## Aim
Take every line from the material that has the word "就盲目信任" in it.

(Data records)
────────────────────

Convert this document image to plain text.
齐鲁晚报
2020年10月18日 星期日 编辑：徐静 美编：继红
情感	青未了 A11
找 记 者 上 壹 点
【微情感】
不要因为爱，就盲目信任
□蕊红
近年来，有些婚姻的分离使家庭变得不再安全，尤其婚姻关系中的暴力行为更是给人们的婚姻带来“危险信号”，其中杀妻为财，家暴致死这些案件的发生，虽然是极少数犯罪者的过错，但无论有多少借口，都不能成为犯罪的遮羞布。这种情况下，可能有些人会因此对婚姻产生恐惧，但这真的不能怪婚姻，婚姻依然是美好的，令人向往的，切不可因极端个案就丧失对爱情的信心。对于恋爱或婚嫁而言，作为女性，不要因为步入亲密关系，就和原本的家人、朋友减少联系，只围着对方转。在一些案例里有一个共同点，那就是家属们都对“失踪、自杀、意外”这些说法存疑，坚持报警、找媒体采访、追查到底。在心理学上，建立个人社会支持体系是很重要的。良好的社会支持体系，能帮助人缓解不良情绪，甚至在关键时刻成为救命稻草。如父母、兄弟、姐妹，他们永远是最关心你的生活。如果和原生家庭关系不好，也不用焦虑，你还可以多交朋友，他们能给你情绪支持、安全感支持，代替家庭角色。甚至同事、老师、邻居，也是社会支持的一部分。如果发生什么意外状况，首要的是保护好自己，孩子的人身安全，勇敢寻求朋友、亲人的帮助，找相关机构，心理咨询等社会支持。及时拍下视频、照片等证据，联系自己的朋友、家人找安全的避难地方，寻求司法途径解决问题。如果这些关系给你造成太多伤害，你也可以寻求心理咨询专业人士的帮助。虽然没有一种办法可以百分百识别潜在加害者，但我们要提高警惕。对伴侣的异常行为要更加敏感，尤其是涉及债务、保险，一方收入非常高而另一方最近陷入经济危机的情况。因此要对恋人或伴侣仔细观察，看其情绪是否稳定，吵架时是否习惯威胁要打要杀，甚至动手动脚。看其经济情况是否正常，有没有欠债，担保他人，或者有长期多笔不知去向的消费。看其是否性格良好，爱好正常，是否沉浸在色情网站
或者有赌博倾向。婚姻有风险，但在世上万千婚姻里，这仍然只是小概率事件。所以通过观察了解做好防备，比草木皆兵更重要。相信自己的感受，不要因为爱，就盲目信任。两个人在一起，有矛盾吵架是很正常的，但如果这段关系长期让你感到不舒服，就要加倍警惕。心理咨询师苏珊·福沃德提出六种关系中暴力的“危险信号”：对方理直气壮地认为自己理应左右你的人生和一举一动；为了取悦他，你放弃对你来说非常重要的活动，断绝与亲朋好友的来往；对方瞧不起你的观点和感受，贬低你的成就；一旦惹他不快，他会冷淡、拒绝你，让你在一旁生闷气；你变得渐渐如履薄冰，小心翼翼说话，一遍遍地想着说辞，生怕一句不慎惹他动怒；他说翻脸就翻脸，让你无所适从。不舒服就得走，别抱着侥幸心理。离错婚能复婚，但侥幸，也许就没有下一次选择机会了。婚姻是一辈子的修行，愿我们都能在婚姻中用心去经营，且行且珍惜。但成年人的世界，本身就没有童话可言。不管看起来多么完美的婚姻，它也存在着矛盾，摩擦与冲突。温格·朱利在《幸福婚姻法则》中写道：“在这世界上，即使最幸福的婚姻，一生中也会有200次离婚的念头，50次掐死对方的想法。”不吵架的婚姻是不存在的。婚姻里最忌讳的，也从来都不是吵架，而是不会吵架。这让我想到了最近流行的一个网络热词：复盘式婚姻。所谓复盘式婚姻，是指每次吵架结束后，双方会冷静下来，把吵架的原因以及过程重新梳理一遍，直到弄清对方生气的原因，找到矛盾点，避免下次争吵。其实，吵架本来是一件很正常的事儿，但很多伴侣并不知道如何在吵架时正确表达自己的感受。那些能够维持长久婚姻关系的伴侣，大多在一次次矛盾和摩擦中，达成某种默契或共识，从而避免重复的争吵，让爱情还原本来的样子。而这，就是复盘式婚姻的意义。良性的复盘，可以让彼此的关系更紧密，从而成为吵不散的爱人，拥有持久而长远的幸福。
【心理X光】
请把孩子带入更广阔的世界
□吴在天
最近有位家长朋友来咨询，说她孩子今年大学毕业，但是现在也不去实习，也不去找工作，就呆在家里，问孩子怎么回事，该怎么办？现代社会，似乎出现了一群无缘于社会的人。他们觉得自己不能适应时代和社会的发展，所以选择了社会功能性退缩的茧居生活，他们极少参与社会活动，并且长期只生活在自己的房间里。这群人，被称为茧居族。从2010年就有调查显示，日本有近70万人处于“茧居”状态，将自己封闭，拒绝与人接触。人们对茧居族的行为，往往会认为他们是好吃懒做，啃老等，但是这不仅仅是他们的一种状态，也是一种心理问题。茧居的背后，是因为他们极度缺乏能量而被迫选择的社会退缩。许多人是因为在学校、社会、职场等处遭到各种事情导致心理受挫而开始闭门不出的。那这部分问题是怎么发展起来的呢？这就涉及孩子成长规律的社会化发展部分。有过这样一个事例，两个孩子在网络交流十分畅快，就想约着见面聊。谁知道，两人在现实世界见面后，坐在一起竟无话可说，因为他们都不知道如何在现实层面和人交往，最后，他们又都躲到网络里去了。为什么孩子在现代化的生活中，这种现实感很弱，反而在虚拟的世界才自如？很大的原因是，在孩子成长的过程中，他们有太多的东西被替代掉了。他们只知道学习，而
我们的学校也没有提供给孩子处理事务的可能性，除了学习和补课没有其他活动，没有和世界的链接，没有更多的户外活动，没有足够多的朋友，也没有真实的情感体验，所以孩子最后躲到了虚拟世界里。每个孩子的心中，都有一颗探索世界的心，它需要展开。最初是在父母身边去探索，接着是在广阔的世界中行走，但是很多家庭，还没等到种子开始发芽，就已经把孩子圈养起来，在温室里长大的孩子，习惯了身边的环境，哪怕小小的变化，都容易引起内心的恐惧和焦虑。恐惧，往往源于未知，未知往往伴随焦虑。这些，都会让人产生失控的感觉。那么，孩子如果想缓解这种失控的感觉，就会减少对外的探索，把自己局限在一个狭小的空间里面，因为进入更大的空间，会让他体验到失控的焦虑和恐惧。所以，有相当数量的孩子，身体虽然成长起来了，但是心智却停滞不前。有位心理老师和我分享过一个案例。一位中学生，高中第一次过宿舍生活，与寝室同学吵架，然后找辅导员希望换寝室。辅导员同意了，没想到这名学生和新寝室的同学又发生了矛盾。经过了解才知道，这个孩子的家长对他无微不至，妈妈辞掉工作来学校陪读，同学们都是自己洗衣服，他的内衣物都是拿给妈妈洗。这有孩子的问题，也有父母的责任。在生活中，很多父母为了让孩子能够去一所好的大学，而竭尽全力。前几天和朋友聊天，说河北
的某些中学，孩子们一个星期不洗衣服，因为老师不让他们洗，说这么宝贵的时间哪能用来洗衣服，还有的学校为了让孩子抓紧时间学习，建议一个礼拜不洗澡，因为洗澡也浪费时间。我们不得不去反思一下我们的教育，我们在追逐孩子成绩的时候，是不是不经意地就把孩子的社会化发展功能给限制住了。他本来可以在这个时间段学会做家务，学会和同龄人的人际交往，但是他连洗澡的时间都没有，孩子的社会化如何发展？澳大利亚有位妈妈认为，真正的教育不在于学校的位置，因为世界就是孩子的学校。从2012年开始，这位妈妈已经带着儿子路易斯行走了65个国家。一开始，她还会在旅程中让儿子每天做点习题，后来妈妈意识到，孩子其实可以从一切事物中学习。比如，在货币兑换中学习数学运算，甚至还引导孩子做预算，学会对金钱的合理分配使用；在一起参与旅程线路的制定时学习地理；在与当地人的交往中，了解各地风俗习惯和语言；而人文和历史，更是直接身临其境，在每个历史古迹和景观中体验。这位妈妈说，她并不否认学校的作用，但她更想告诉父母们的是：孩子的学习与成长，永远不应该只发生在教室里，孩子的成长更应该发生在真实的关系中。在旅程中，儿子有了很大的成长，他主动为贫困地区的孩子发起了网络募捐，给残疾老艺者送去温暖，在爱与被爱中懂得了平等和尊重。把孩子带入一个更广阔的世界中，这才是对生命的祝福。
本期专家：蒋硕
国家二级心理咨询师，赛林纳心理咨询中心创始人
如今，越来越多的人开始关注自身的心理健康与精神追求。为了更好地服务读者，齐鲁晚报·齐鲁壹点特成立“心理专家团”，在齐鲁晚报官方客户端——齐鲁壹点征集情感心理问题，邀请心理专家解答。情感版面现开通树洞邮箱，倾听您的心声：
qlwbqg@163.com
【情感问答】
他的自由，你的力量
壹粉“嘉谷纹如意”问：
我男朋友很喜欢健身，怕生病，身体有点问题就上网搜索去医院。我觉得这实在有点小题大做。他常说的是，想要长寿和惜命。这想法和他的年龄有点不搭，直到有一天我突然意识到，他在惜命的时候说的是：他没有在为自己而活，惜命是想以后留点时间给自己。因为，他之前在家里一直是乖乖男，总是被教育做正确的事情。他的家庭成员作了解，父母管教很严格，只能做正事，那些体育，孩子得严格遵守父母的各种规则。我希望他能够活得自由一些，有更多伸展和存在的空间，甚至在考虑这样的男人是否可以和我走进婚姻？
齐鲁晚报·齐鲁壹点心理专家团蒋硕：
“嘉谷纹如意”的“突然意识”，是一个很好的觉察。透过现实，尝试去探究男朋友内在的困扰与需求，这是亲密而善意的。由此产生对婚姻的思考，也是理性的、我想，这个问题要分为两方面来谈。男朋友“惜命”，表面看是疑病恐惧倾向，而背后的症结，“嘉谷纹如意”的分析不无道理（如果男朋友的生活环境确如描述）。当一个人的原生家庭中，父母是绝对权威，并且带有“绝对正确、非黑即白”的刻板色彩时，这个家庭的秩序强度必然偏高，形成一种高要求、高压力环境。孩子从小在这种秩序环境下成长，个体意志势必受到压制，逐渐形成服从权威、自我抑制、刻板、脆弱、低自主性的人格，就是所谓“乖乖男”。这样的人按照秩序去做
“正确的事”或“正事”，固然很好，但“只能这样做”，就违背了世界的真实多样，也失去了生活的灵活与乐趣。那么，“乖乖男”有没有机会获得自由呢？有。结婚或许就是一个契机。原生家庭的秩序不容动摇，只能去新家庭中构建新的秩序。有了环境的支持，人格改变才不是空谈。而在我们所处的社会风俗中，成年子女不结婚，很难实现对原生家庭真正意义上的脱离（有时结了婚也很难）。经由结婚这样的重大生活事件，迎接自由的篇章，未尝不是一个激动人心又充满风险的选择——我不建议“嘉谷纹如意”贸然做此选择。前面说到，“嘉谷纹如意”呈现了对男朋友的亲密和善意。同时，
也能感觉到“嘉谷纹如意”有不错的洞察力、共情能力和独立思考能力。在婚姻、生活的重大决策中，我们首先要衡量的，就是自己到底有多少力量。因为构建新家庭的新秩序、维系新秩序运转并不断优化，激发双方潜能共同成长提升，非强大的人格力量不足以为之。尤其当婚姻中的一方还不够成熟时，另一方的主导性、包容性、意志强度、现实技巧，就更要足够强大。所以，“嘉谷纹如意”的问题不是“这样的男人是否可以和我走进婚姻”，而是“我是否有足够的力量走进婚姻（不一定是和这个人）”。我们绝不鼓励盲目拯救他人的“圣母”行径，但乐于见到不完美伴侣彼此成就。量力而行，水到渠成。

────────────────────

## Solution to this task
不要因为爱，就盲目信任
或者有赌博倾向。婚姻有风险，但在世上万千婚姻里，这仍然只是小概率事件。所以通过观察了解做好防备，比草木皆兵更重要。相信自己的感受，不要因为爱，就盲目信任。两个人在一起，有矛盾吵架是很正常的，但如果这段关系长期让你感到不舒服，就要加倍警惕。心理咨询师苏珊·福沃德提出六种关系中暴力的“危险信号”：对方理直气壮地认为自己理应左右你的人生和一举一动；为了取悦他，你放弃对你来说非常重要的活动，断绝与亲朋好友的来往；对方瞧不起你的观点和感受，贬低你的成就；一旦惹他不快，他会冷淡、拒绝你，让你在一旁生闷气；你变得渐渐如履薄冰，小心翼翼说话，一遍遍地想着说辞，生怕一句不慎惹他动怒；他说翻脸就翻脸，让你无所适从。不舒服就得走，别抱着侥幸心理。离错婚能复婚，但侥幸，也许就没有下一次选择机会了。婚姻是一辈子的修行，愿我们都能在婚姻中用心去经营，且行且珍惜。但成年人的世界，本身就没有童话可言。不管看起来多么完美的婚姻，它也存在着矛盾，摩擦与冲突。温格·朱利在《幸福婚姻法则》中写道：“在这世界上，即使最幸福的婚姻，一生中也会有200次离婚的念头，50次掐死对方的想法。”不吵架的婚姻是不存在的。婚姻里最忌讳的，也从来都不是吵架，而是不会吵架。这让我想到了最近流行的一个网络热词：复盘式婚姻。所谓复盘式婚姻，是指每次吵架结束后，双方会冷静下来，把吵架的原因以及过程重新梳理一遍，直到弄清对方生气的原因，找到矛盾点，避免下次争吵。其实，吵架本来是一件很正常的事儿，但很多伴侣并不知道如何在吵架时正确表达自己的感受。那些能够维持长久婚姻关系的伴侣，大多在一次次矛盾和摩擦中，达成某种默契或共识，从而避免重复的争吵，让爱情还原本来的样子。而这，就是复盘式婚姻的意义。良性的复盘，可以让彼此的关系更紧密，从而成为吵不散的爱人，拥有持久而长远的幸福。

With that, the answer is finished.